# REQUIREMENT:
Every record must appear in your copy exactly as written, with no pictures.

# RAW DATA:
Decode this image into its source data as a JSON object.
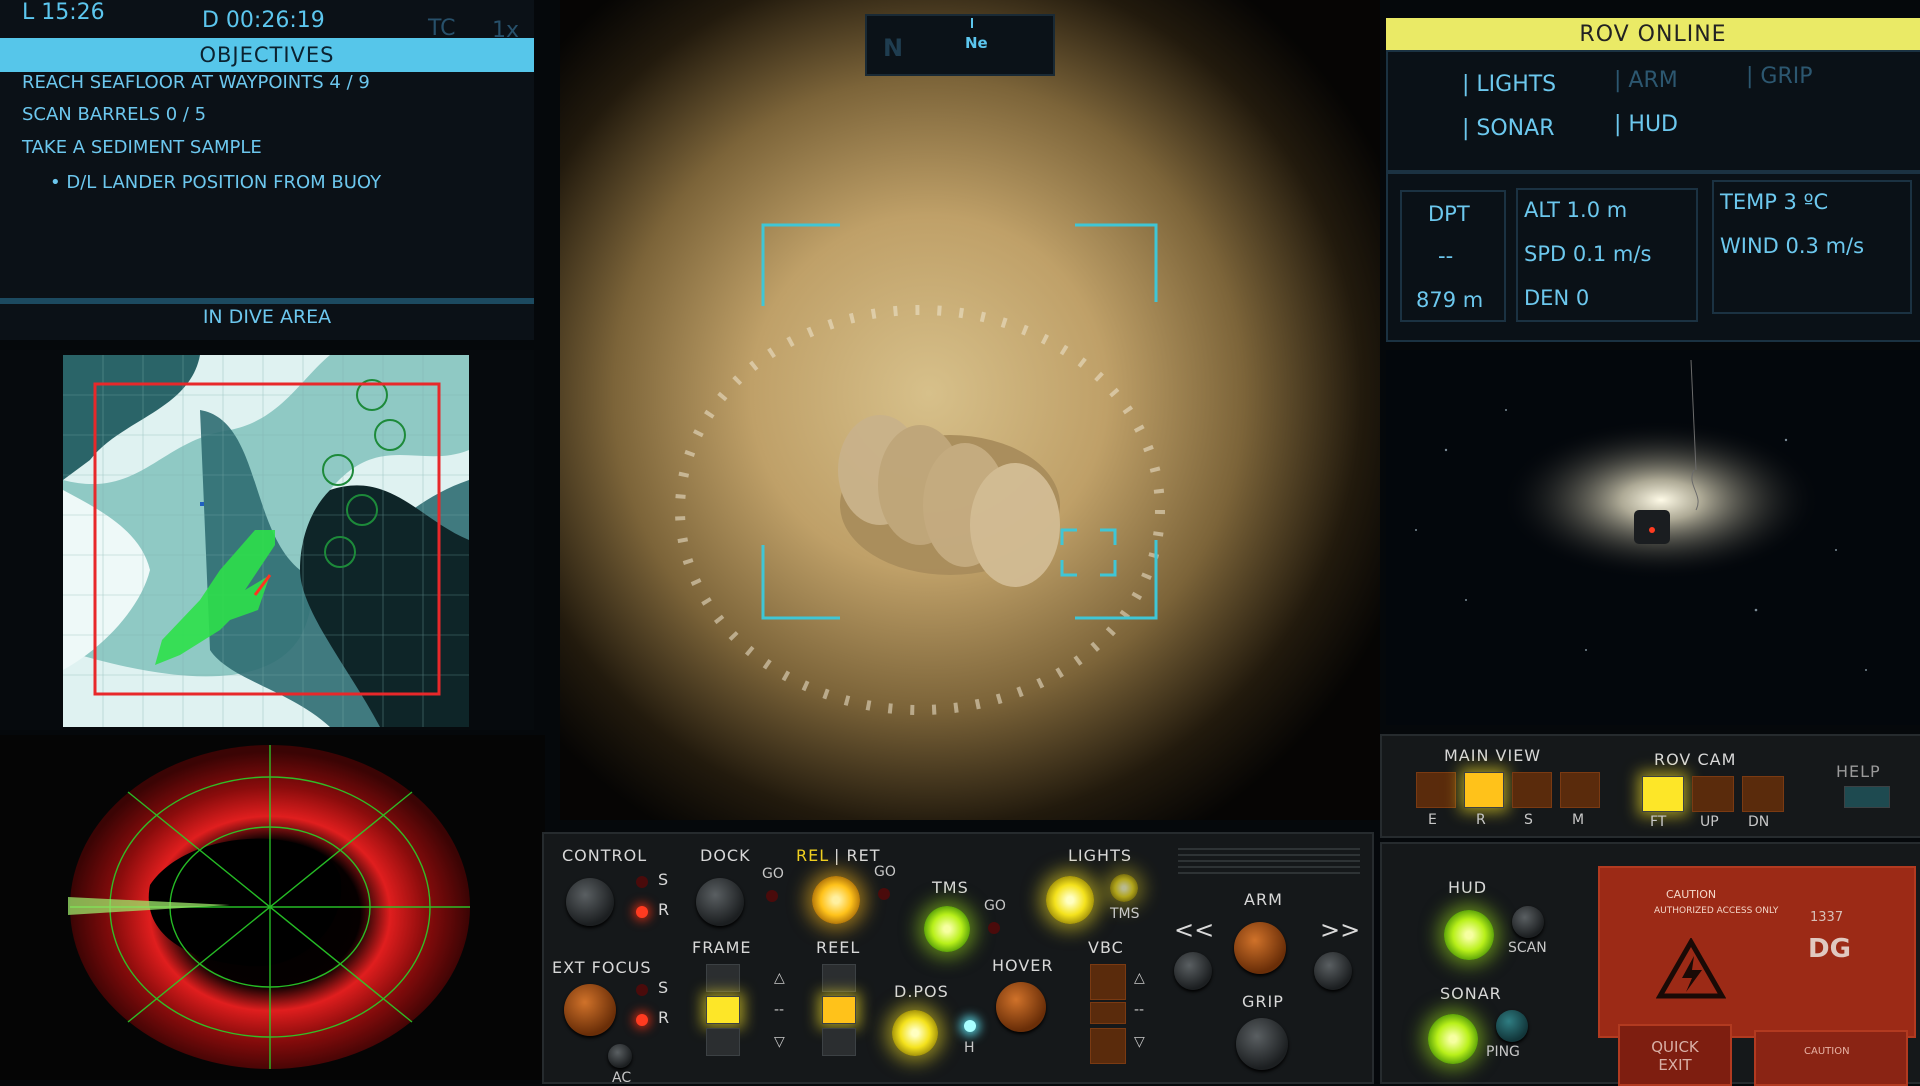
{
  "top_left": {
    "local_time": "L 15:26",
    "dive_time": "D 00:26:19",
    "tc_label": "TC",
    "speed_label": "1x",
    "objectives_title": "OBJECTIVES",
    "objectives": [
      "REACH SEAFLOOR AT WAYPOINTS 4 / 9",
      "SCAN BARRELS 0 / 5",
      "TAKE A SEDIMENT SAMPLE",
      "• D/L LANDER POSITION FROM BUOY"
    ],
    "area_status": "IN DIVE AREA"
  },
  "compass": {
    "north": "N",
    "heading": "Ne"
  },
  "right": {
    "status": "ROV ONLINE",
    "menu": {
      "lights": "| LIGHTS",
      "arm": "| ARM",
      "grip": "| GRIP",
      "sonar": "| SONAR",
      "hud": "| HUD"
    },
    "telemetry": {
      "dpt_label": "DPT",
      "dpt_mid": "--",
      "dpt_value": "879 m",
      "alt": "ALT 1.0 m",
      "spd": "SPD 0.1 m/s",
      "den": "DEN  0",
      "temp": "TEMP 3 ºC",
      "wind": "WIND 0.3 m/s"
    }
  },
  "control_panel": {
    "control": "CONTROL",
    "dock": "DOCK",
    "rel": "REL",
    "ret": "| RET",
    "go": "GO",
    "tms": "TMS",
    "lights": "LIGHTS",
    "s": "S",
    "r": "R",
    "ext_focus": "EXT FOCUS",
    "frame": "FRAME",
    "reel": "REEL",
    "dpos": "D.POS",
    "h": "H",
    "hover": "HOVER",
    "vbc": "VBC",
    "arm": "ARM",
    "grip": "GRIP",
    "prev": "<<",
    "next": ">>",
    "up": "△",
    "mid": "--",
    "down": "▽",
    "ac": "AC"
  },
  "view_panel": {
    "main_view": "MAIN VIEW",
    "rov_cam": "ROV CAM",
    "help": "HELP",
    "main_keys": [
      "E",
      "R",
      "S",
      "M"
    ],
    "cam_keys": [
      "FT",
      "UP",
      "DN"
    ]
  },
  "right_panel": {
    "hud": "HUD",
    "scan": "SCAN",
    "sonar": "SONAR",
    "ping": "PING",
    "caution": "CAUTION",
    "caution_sub": "AUTHORIZED ACCESS ONLY",
    "plate_number": "1337",
    "plate_code": "DG",
    "quick_exit": "QUICK EXIT"
  },
  "colors": {
    "hud_cyan": "#56c6ea",
    "status_yellow": "#eaea66",
    "minimap_border": "#e8282a",
    "sonar_red": "#d01818",
    "sonar_grid": "#2ad02a"
  }
}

# ANSWER TO THE PROBLEM:
Decode this image into its source data as a JSON object.
{
  "top_left": {
    "local_time": "L 15:26",
    "dive_time": "D 00:26:19",
    "tc_label": "TC",
    "speed_label": "1x",
    "objectives_title": "OBJECTIVES",
    "objectives": [
      "REACH SEAFLOOR AT WAYPOINTS 4 / 9",
      "SCAN BARRELS 0 / 5",
      "TAKE A SEDIMENT SAMPLE",
      "• D/L LANDER POSITION FROM BUOY"
    ],
    "area_status": "IN DIVE AREA"
  },
  "compass": {
    "north": "N",
    "heading": "Ne"
  },
  "right": {
    "status": "ROV ONLINE",
    "menu": {
      "lights": "| LIGHTS",
      "arm": "| ARM",
      "grip": "| GRIP",
      "sonar": "| SONAR",
      "hud": "| HUD"
    },
    "telemetry": {
      "dpt_label": "DPT",
      "dpt_mid": "--",
      "dpt_value": "879 m",
      "alt": "ALT 1.0 m",
      "spd": "SPD 0.1 m/s",
      "den": "DEN  0",
      "temp": "TEMP 3 ºC",
      "wind": "WIND 0.3 m/s"
    }
  },
  "control_panel": {
    "control": "CONTROL",
    "dock": "DOCK",
    "rel": "REL",
    "ret": "| RET",
    "go": "GO",
    "tms": "TMS",
    "lights": "LIGHTS",
    "s": "S",
    "r": "R",
    "ext_focus": "EXT FOCUS",
    "frame": "FRAME",
    "reel": "REEL",
    "dpos": "D.POS",
    "h": "H",
    "hover": "HOVER",
    "vbc": "VBC",
    "arm": "ARM",
    "grip": "GRIP",
    "prev": "<<",
    "next": ">>",
    "up": "△",
    "mid": "--",
    "down": "▽",
    "ac": "AC"
  },
  "view_panel": {
    "main_view": "MAIN VIEW",
    "rov_cam": "ROV CAM",
    "help": "HELP",
    "main_keys": [
      "E",
      "R",
      "S",
      "M"
    ],
    "cam_keys": [
      "FT",
      "UP",
      "DN"
    ]
  },
  "right_panel": {
    "hud": "HUD",
    "scan": "SCAN",
    "sonar": "SONAR",
    "ping": "PING",
    "caution": "CAUTION",
    "caution_sub": "AUTHORIZED ACCESS ONLY",
    "plate_number": "1337",
    "plate_code": "DG",
    "quick_exit": "QUICK EXIT"
  },
  "colors": {
    "hud_cyan": "#56c6ea",
    "status_yellow": "#eaea66",
    "minimap_border": "#e8282a",
    "sonar_red": "#d01818",
    "sonar_grid": "#2ad02a"
  }
}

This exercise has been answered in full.